Why feed hate to an already divided nation? What can this possibly accomplish? Why does the Right have such a high NEED for people to hate and fear?

Sunday, May 14, 2006

Just Plain Sick

Read this post and the comments. This is written by somebody who thinks anybody opposed to Bush is a Communist.
Tell me if this doesn't remind you of the German Nazis. Can you believe we have gotten this sick here in America?

Friday, May 12, 2006

Eye Spy

There's one really good thing about sticking to your beliefs, especially when your belief is that the White House is absolutely corrupt. I mean when you believe like I do that the White House coordinated the effort to obstruct America's defenses on 9/11 to guarantee the success of the attack because, after all, it was the Bush White House and the neocons who benefited the most from 9/11, when you believe that then it comes as no surprise at all that they are actually spying on you and me, on the non-al-Qaeda types right here in America and lying to us about it. Especially when you hear it over and over and over again.
I mean, if you didn't expect these things from the Bush administration, you might even start to panic!
It pays to distrust Bush and his whole Mafia gang.

Thursday, May 11, 2006

Fantasy Reality

Recently I've been reading and posting about Zionism and Christian Zionism. This morning I came across an interesting article about Christian Zionism and Zionist imperialism that paints a bleak picture for the future of the world. The article, written by Yoginder Sikand, is posted here at Religious News Online and here at The American Muslim. If you want to know where the future of Bush politics and Israeli imperialism lies, I suggest you take the time to read this article.
It is striking to me how fictional this whole thing seems to be. This is a fantasy whose authors and primary advocates use the Bible as their source. Picking and choosing images from the Bible, they weave together a patchwork quilt of war and death and dominance and terror. In so doing they hope to convince converts to become the instruments of this death and terror. All this is done in the name of Jesus and to win God's favor in their pursuit of wealth. If this isn't a cult, I can't imagine what it is. It certainly isn't what it says it is. It isn't God's Will on earth.
It has dawned on me that modern right-wing Christianity has become a suicide cult. What I haven't been able to determine yet is whether this is a recent phenomenon or represents some ancient Satanic cult long suppressed by the Roman and then Catholic churches.

### DATA SECTION
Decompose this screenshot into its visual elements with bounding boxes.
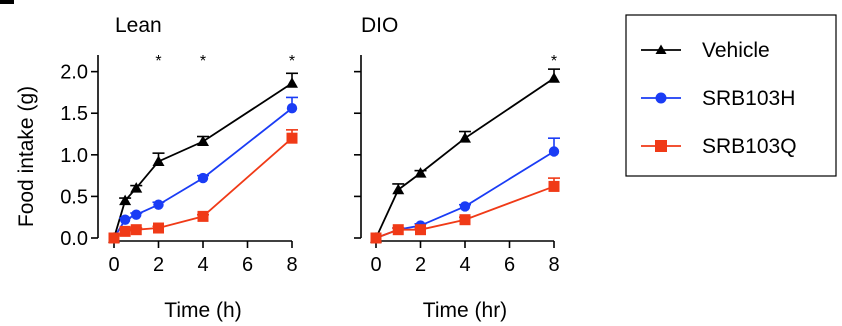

### TASKS TO CARRY OUT
- a) Condense the paragraph of the blog excerpt that begins "Recently I've been reading" into a short bulleted list that keeps its main facts.
- b) In the blog excerpt, who wrote the article on Christian Zionism and Zionist imperialism?
- c) In the blog excerpt, reproduce the stretch from "Sunday, May 14, 2006" through "here in America?", renaming "Communist" to "Socialist".

### SOLVED PROBLEMS
- a)
- The writer has recently been reading and posting about Zionism and Christian Zionism.
- That morning, the writer found an article on Christian Zionism and Zionist imperialism that paints a bleak picture of the world's future.
- The article was written by Yoginder Sikand.
- It is posted at Religious News Online and at The American Muslim.
- The writer recommends it to anyone who wants to know where Bush politics and Israeli imperialism are headed.

- b) Yoginder Sikand.

- c)
Sunday, May 14, 2006

Just Plain Sick

Read this post and the comments. This is written by somebody who thinks anybody opposed to Bush is a Socialist.
Tell me if this doesn't remind you of the German Nazis. Can you believe we have gotten this sick here in America?